SUPPLIED DATA =>
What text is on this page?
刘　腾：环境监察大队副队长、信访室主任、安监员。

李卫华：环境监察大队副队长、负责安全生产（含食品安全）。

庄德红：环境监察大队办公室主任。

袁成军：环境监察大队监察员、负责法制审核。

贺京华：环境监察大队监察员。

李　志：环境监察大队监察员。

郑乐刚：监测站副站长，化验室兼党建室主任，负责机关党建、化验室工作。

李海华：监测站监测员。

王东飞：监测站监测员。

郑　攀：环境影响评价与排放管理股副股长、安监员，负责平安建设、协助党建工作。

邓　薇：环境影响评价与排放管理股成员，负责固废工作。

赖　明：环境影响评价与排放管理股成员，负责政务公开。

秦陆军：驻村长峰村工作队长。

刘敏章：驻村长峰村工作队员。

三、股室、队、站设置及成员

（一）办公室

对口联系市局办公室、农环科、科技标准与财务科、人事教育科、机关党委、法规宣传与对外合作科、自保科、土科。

YOUR OBJECTIVE =>
Copy all the records above precisely.

WRITTEN RESPONSE =>
What text is on this page?
刘　腾：环境监察大队副队长、信访室主任、安监员。

李卫华：环境监察大队副队长、负责安全生产（含食品安全）。

庄德红：环境监察大队办公室主任。

袁成军：环境监察大队监察员、负责法制审核。

贺京华：环境监察大队监察员。

李　志：环境监察大队监察员。

郑乐刚：监测站副站长，化验室兼党建室主任，负责机关党建、化验室工作。

李海华：监测站监测员。

王东飞：监测站监测员。

郑　攀：环境影响评价与排放管理股副股长、安监员，负责平安建设、协助党建工作。

邓　薇：环境影响评价与排放管理股成员，负责固废工作。

赖　明：环境影响评价与排放管理股成员，负责政务公开。

秦陆军：驻村长峰村工作队长。

刘敏章：驻村长峰村工作队员。

三、股室、队、站设置及成员

（一）办公室

对口联系市局办公室、农环科、科技标准与财务科、人事教育科、机关党委、法规宣传与对外合作科、自保科、土科。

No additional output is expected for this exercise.